● **The request**:
How many of the lines below contain "Christopher"? Answer with that number alone.

● **Data lines**:

════

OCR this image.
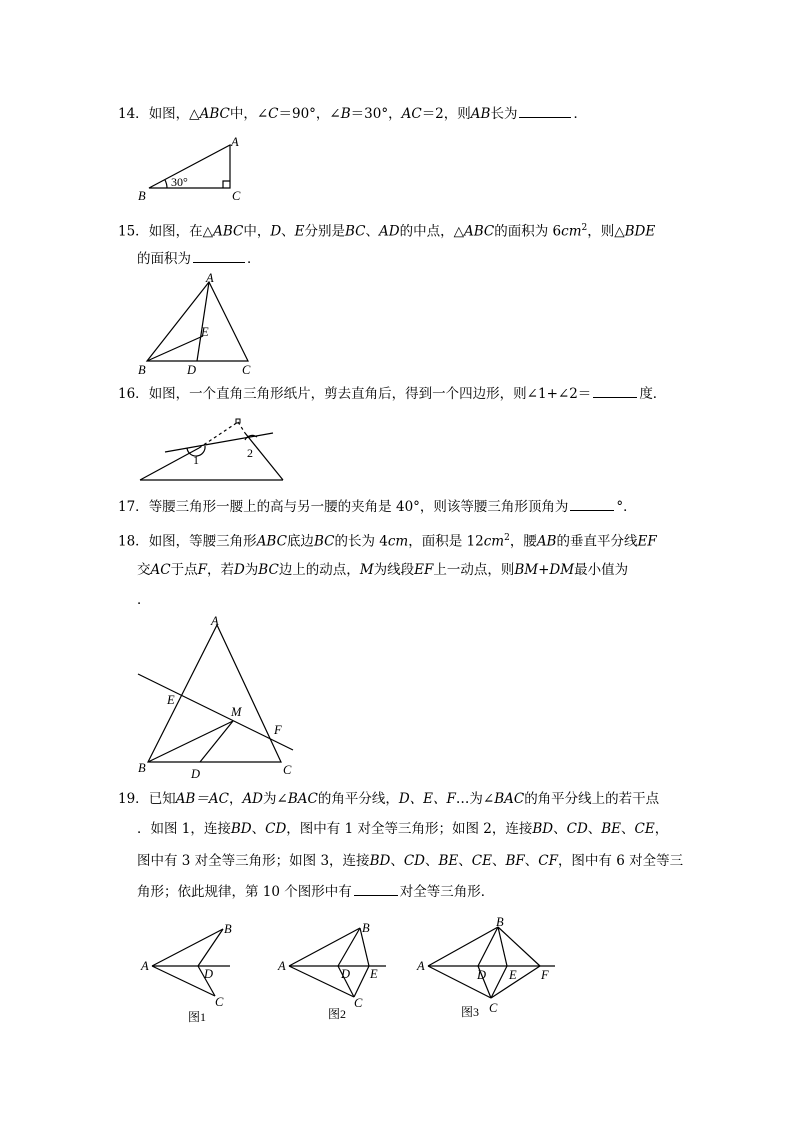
14．如图，△ABC中，∠C＝90°，∠B＝30°，AC＝2，则AB长为	．
A
B	C
30°
15．如图，在△ABC中，D、E分别是BC、AD的中点，△ABC的面积为 $6cm^2$，则△BDE
的面积为	．
A
B	C
D
E
16．如图，一个直角三角形纸片，剪去直角后，得到一个四边形，则∠1+∠2＝	度．
1	2
17．等腰三角形一腰上的高与另一腰的夹角是 40°，则该等腰三角形顶角为	°．
18．如图，等腰三角形ABC底边BC的长为 4cm，面积是 $12cm^2$，腰AB的垂直平分线EF
交AC于点F，若D为BC边上的动点，M为线段EF上一动点，则BM+DM最小值为
．
A
B	C
D
E
F
M
19．已知AB＝AC，AD为∠BAC的角平分线，D、E、F…为∠BAC的角平分线上的若干点
．如图 1，连接BD、CD，图中有 1 对全等三角形；如图 2，连接BD、CD、BE、CE，
图中有 3 对全等三角形；如图 3，连接BD、CD、BE、CE、BF、CF，图中有 6 对全等三
角形；依此规律，第 10 个图形中有	对全等三角形．
A
B
C
D
图1
A
B
C
D E
图2
A
B
C
D E F
图3
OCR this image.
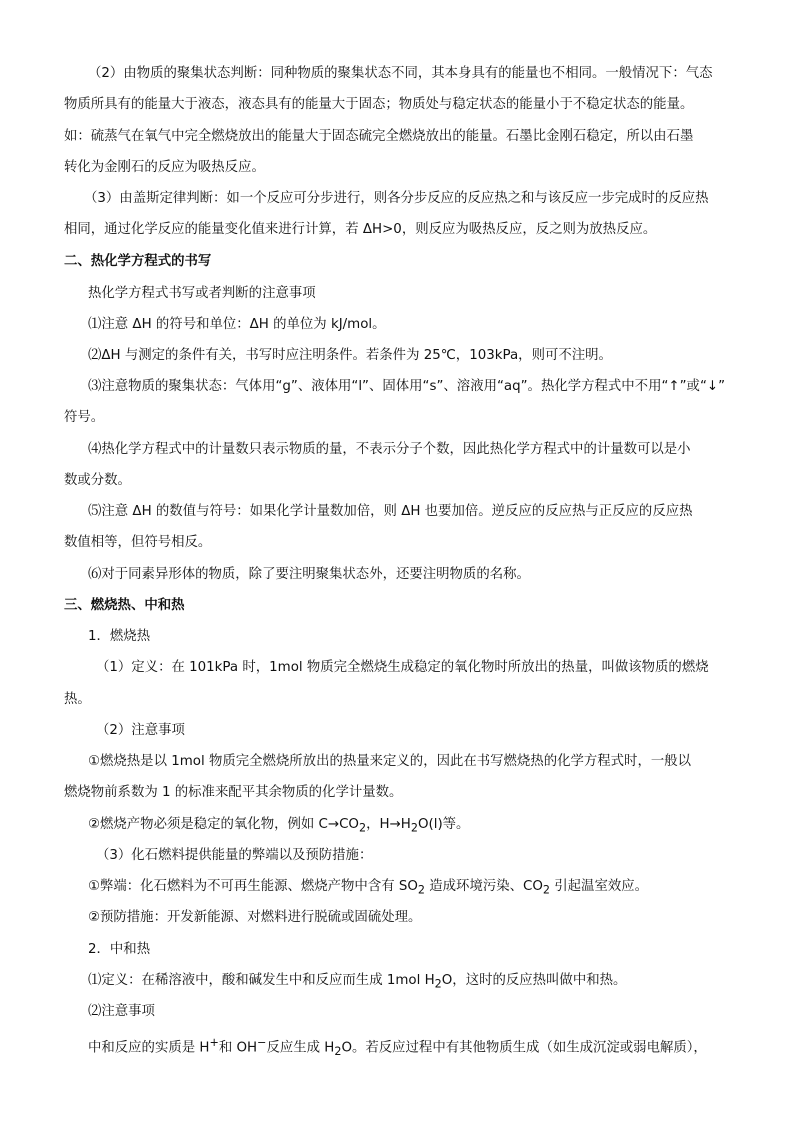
（2）由物质的聚集状态判断：同种物质的聚集状态不同，其本身具有的能量也不相同。一般情况下：气态
物质所具有的能量大于液态，液态具有的能量大于固态；物质处与稳定状态的能量小于不稳定状态的能量。
如：硫蒸气在氧气中完全燃烧放出的能量大于固态硫完全燃烧放出的能量。石墨比金刚石稳定，所以由石墨
转化为金刚石的反应为吸热反应。
（3）由盖斯定律判断：如一个反应可分步进行，则各分步反应的反应热之和与该反应一步完成时的反应热
相同，通过化学反应的能量变化值来进行计算，若 ΔH>0，则反应为吸热反应，反之则为放热反应。
二、热化学方程式的书写
热化学方程式书写或者判断的注意事项
⑴注意 ΔH 的符号和单位：ΔH 的单位为 kJ/mol。
⑵ΔH 与测定的条件有关，书写时应注明条件。若条件为 25℃，103kPa，则可不注明。
⑶注意物质的聚集状态：气体用“g”、液体用“l”、固体用“s”、溶液用“aq”。热化学方程式中不用“↑”或“↓”
符号。
⑷热化学方程式中的计量数只表示物质的量，不表示分子个数，因此热化学方程式中的计量数可以是小
数或分数。
⑸注意 ΔH 的数值与符号：如果化学计量数加倍，则 ΔH 也要加倍。逆反应的反应热与正反应的反应热
数值相等，但符号相反。
⑹对于同素异形体的物质，除了要注明聚集状态外，还要注明物质的名称。
三、燃烧热、中和热
1．燃烧热
（1）定义：在 101kPa 时，1mol 物质完全燃烧生成稳定的氧化物时所放出的热量，叫做该物质的燃烧
热。
（2）注意事项
①燃烧热是以 1mol 物质完全燃烧所放出的热量来定义的，因此在书写燃烧热的化学方程式时，一般以
燃烧物前系数为 1 的标准来配平其余物质的化学计量数。
②燃烧产物必须是稳定的氧化物，例如 $C\to CO_2$，$H\to H_2O(l)$等。
（3）化石燃料提供能量的弊端以及预防措施：
①弊端：化石燃料为不可再生能源、燃烧产物中含有 $SO_2$ 造成环境污染、$CO_2$ 引起温室效应。
②预防措施：开发新能源、对燃料进行脱硫或固硫处理。
2．中和热
⑴定义：在稀溶液中，酸和碱发生中和反应而生成 1mol $H_2O$，这时的反应热叫做中和热。
⑵注意事项
中和反应的实质是 H+和 OH−反应生成 $H_2O$。若反应过程中有其他物质生成（如生成沉淀或弱电解质），
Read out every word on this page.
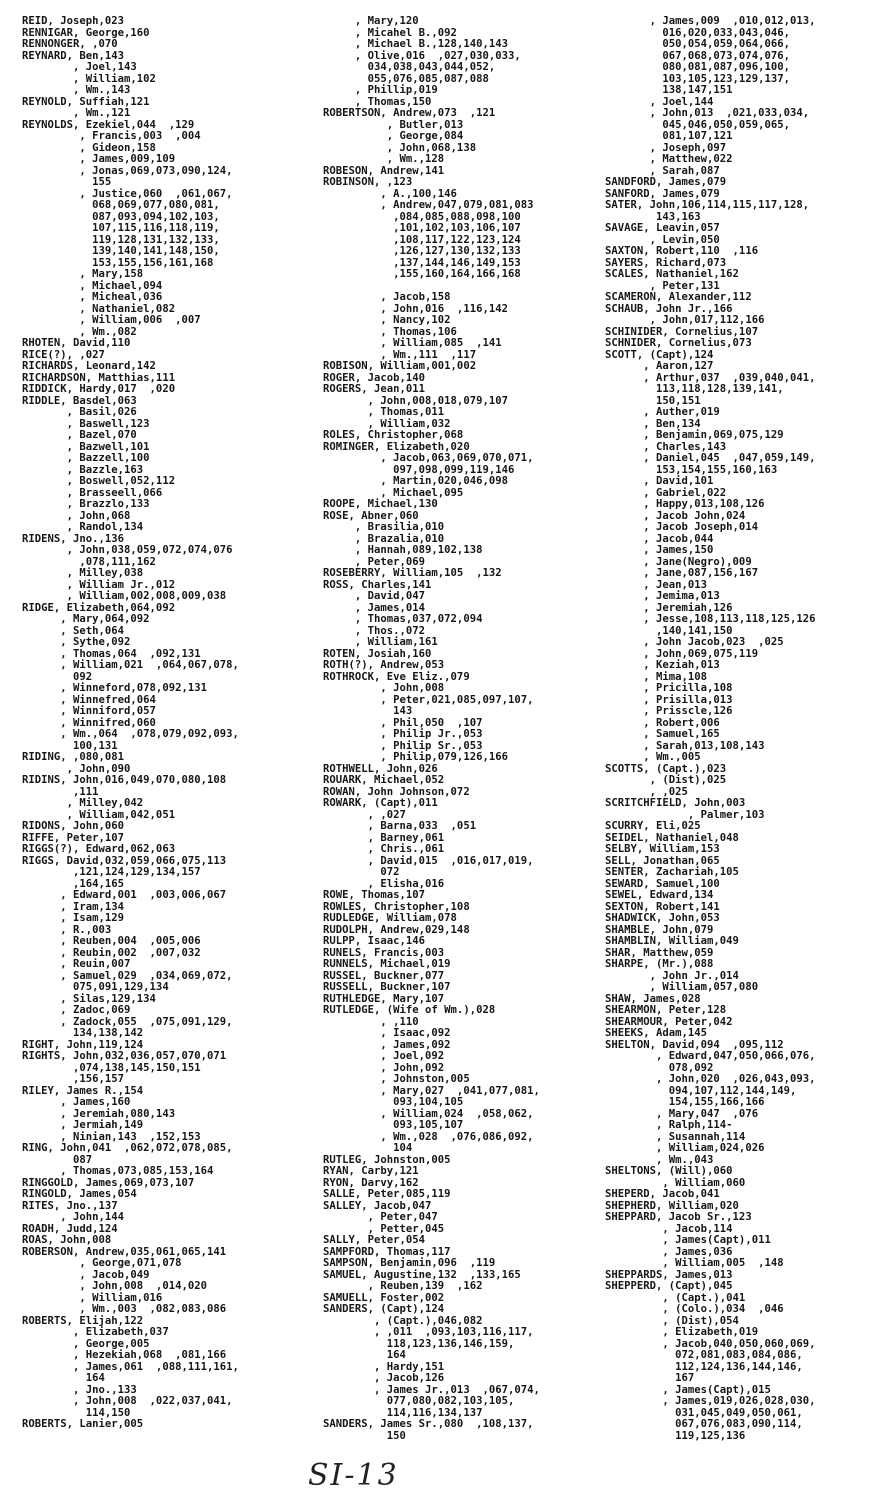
REID, Joseph,023
RENNIGAR, George,160
RENNONGER, ,070
REYNARD, Ben,143
, Joel,143
, William,102
, Wm.,143
REYNOLD, Suffiah,121
, Wm.,121
REYNOLDS, Ezekiel,044  ,129
, Francis,003  ,004
, Gideon,158
, James,009,109
, Jonas,069,073,090,124,
155
, Justice,060  ,061,067,
068,069,077,080,081,
087,093,094,102,103,
107,115,116,118,119,
119,128,131,132,133,
139,140,141,148,150,
153,155,156,161,168
, Mary,158
, Michael,094
, Micheal,036
, Nathaniel,082
, William,006  ,007
, Wm.,082
RHOTEN, David,110
RICE(?), ,027
RICHARDS, Leonard,142
RICHARDSON, Matthias,111
RIDDICK, Hardy,017  ,020
RIDDLE, Basdel,063
, Basil,026
, Baswell,123
, Bazel,070
, Bazwell,101
, Bazzell,100
, Bazzle,163
, Boswell,052,112
, Brasseell,066
, Brazzlo,133
, John,068
, Randol,134
RIDENS, Jno.,136
, John,038,059,072,074,076
,078,111,162
, Milley,038
, William Jr.,012
, William,002,008,009,038
RIDGE, Elizabeth,064,092
, Mary,064,092
, Seth,064
, Sythe,092
, Thomas,064  ,092,131
, William,021  ,064,067,078,
092
, Winneford,078,092,131
, Winnefred,064
, Winniford,057
, Winnifred,060
, Wm.,064  ,078,079,092,093,
100,131
RIDING, ,080,081
, John,090
RIDINS, John,016,049,070,080,108
,111
, Milley,042
, William,042,051
RIDONS, John,060
RIFFE, Peter,107
RIGGS(?), Edward,062,063
RIGGS, David,032,059,066,075,113
,121,124,129,134,157
,164,165
, Edward,001  ,003,006,067
, Iram,134
, Isam,129
, R.,003
, Reuben,004  ,005,006
, Reubin,002  ,007,032
, Reuin,007
, Samuel,029  ,034,069,072,
075,091,129,134
, Silas,129,134
, Zadoc,069
, Zadock,055  ,075,091,129,
134,138,142
RIGHT, John,119,124
RIGHTS, John,032,036,057,070,071
,074,138,145,150,151
,156,157
RILEY, James R.,154
, James,160
, Jeremiah,080,143
, Jermiah,149
, Ninian,143  ,152,153
RING, John,041  ,062,072,078,085,
087
, Thomas,073,085,153,164
RINGGOLD, James,069,073,107
RINGOLD, James,054
RITES, Jno.,137
, John,144
ROADH, Judd,124
ROAS, John,008
ROBERSON, Andrew,035,061,065,141
, George,071,078
, Jacob,049
, John,008  ,014,020
, William,016
, Wm.,003  ,082,083,086
ROBERTS, Elijah,122
, Elizabeth,037
, George,005
, Hezekiah,068  ,081,166
, James,061  ,088,111,161,
164
, Jno.,133
, John,008  ,022,037,041,
114,150
ROBERTS, Lanier,005
, Mary,120
, Micahel B.,092
, Michael B.,128,140,143
, Olive,016  ,027,030,033,
034,038,043,044,052,
055,076,085,087,088
, Phillip,019
, Thomas,150
ROBERTSON, Andrew,073  ,121
, Butler,013
, George,084
, John,068,138
, Wm.,128
ROBESON, Andrew,141
ROBINSON, ,123
, A.,100,146
, Andrew,047,079,081,083
,084,085,088,098,100
,101,102,103,106,107
,108,117,122,123,124
,126,127,130,132,133
,137,144,146,149,153
,155,160,164,166,168
, Jacob,158
, John,016  ,116,142
, Nancy,102
, Thomas,106
, William,085  ,141
, Wm.,111  ,117
ROBISON, William,001,002
ROGER, Jacob,140
ROGERS, Jean,011
, John,008,018,079,107
, Thomas,011
, William,032
ROLES, Christopher,068
ROMINGER, Elizabeth,020
, Jacob,063,069,070,071,
097,098,099,119,146
, Martin,020,046,098
, Michael,095
ROOPE, Michael,130
ROSE, Abner,060
, Brasilia,010
, Brazalia,010
, Hannah,089,102,138
, Peter,069
ROSEBERRY, William,105  ,132
ROSS, Charles,141
, David,047
, James,014
, Thomas,037,072,094
, Thos.,072
, William,161
ROTEN, Josiah,160
ROTH(?), Andrew,053
ROTHROCK, Eve Eliz.,079
, John,008
, Peter,021,085,097,107,
143
, Phil,050  ,107
, Philip Jr.,053
, Philip Sr.,053
, Philip,079,126,166
ROTHWELL, John,026
ROUARK, Michael,052
ROWAN, John Johnson,072
ROWARK, (Capt),011
, ,027
, Barna,033  ,051
, Barney,061
, Chris.,061
, David,015  ,016,017,019,
072
, Elisha,016
ROWE, Thomas,107
ROWLES, Christopher,108
RUDLEDGE, William,078
RUDOLPH, Andrew,029,148
RULPP, Isaac,146
RUNELS, Francis,003
RUNNELS, Michael,019
RUSSEL, Buckner,077
RUSSELL, Buckner,107
RUTHLEDGE, Mary,107
RUTLEDGE, (Wife of Wm.),028
, ,110
, Isaac,092
, James,092
, Joel,092
, John,092
, Johnston,005
, Mary,027  ,041,077,081,
093,104,105
, William,024  ,058,062,
093,105,107
, Wm.,028  ,076,086,092,
104
RUTLEG, Johnston,005
RYAN, Carby,121
RYON, Darvy,162
SALLE, Peter,085,119
SALLEY, Jacob,047
, Peter,047
, Petter,045
SALLY, Peter,054
SAMPFORD, Thomas,117
SAMPSON, Benjamin,096  ,119
SAMUEL, Augustine,132  ,133,165
, Reuben,139  ,162
SAMUELL, Foster,002
SANDERS, (Capt),124
, (Capt.),046,082
, ,011  ,093,103,116,117,
118,123,136,146,159,
164
, Hardy,151
, Jacob,126
, James Jr.,013  ,067,074,
077,080,082,103,105,
114,116,134,137
SANDERS, James Sr.,080  ,108,137,
150
, James,009  ,010,012,013,
016,020,033,043,046,
050,054,059,064,066,
067,068,073,074,076,
080,081,087,096,100,
103,105,123,129,137,
138,147,151
, Joel,144
, John,013  ,021,033,034,
045,046,050,059,065,
081,107,121
, Joseph,097
, Matthew,022
, Sarah,087
SANDFORD, James,079
SANFORD, James,079
SATER, John,106,114,115,117,128,
143,163
SAVAGE, Leavin,057
, Levin,050
SAXTON, Robert,110  ,116
SAYERS, Richard,073
SCALES, Nathaniel,162
, Peter,131
SCAMERON, Alexander,112
SCHAUB, John Jr.,166
, John,017,112,166
SCHINIDER, Cornelius,107
SCHNIDER, Cornelius,073
SCOTT, (Capt),124
, Aaron,127
, Arthur,037  ,039,040,041,
113,118,128,139,141,
150,151
, Auther,019
, Ben,134
, Benjamin,069,075,129
, Charles,143
, Daniel,045  ,047,059,149,
153,154,155,160,163
, David,101
, Gabriel,022
, Happy,013,108,126
, Jacob John,024
, Jacob Joseph,014
, Jacob,044
, James,150
, Jane(Negro),009
, Jane,087,156,167
, Jean,013
, Jemima,013
, Jeremiah,126
, Jesse,108,113,118,125,126
,140,141,150
, John Jacob,023  ,025
, John,069,075,119
, Keziah,013
, Mima,108
, Pricilla,108
, Prisilla,013
, Prisscle,126
, Robert,006
, Samuel,165
, Sarah,013,108,143
, Wm.,005
SCOTTS, (Capt.),023
, (Dist),025
, ,025
SCRITCHFIELD, John,003
, Palmer,103
SCURRY, Eli,025
SEIDEL, Nathaniel,048
SELBY, William,153
SELL, Jonathan,065
SENTER, Zachariah,105
SEWARD, Samuel,100
SEWEL, Edward,134
SEXTON, Robert,141
SHADWICK, John,053
SHAMBLE, John,079
SHAMBLIN, William,049
SHAR, Matthew,059
SHARPE, (Mr.),088
, John Jr.,014
, William,057,080
SHAW, James,028
SHEARMON, Peter,128
SHEARMOUR, Peter,042
SHEEKS, Adam,145
SHELTON, David,094  ,095,112
, Edward,047,050,066,076,
078,092
, John,020  ,026,043,093,
094,107,112,144,149,
154,155,166,166
, Mary,047  ,076
, Ralph,114-
, Susannah,114
, William,024,026
, Wm.,043
SHELTONS, (Will),060
, William,060
SHEPERD, Jacob,041
SHEPHERD, William,020
SHEPPARD, Jacob Sr.,123
, Jacob,114
, James(Capt),011
, James,036
, William,005  ,148
SHEPPARDS, James,013
SHEPPERD, (Capt),045
, (Capt.),041
, (Colo.),034  ,046
, (Dist),054
, Elizabeth,019
, Jacob,040,050,060,069,
072,081,083,084,086,
112,124,136,144,146,
167
, James(Capt),015
, James,019,026,028,030,
031,045,049,050,061,
067,076,083,090,114,
119,125,136
SI-13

════

● **Output of the task**:
2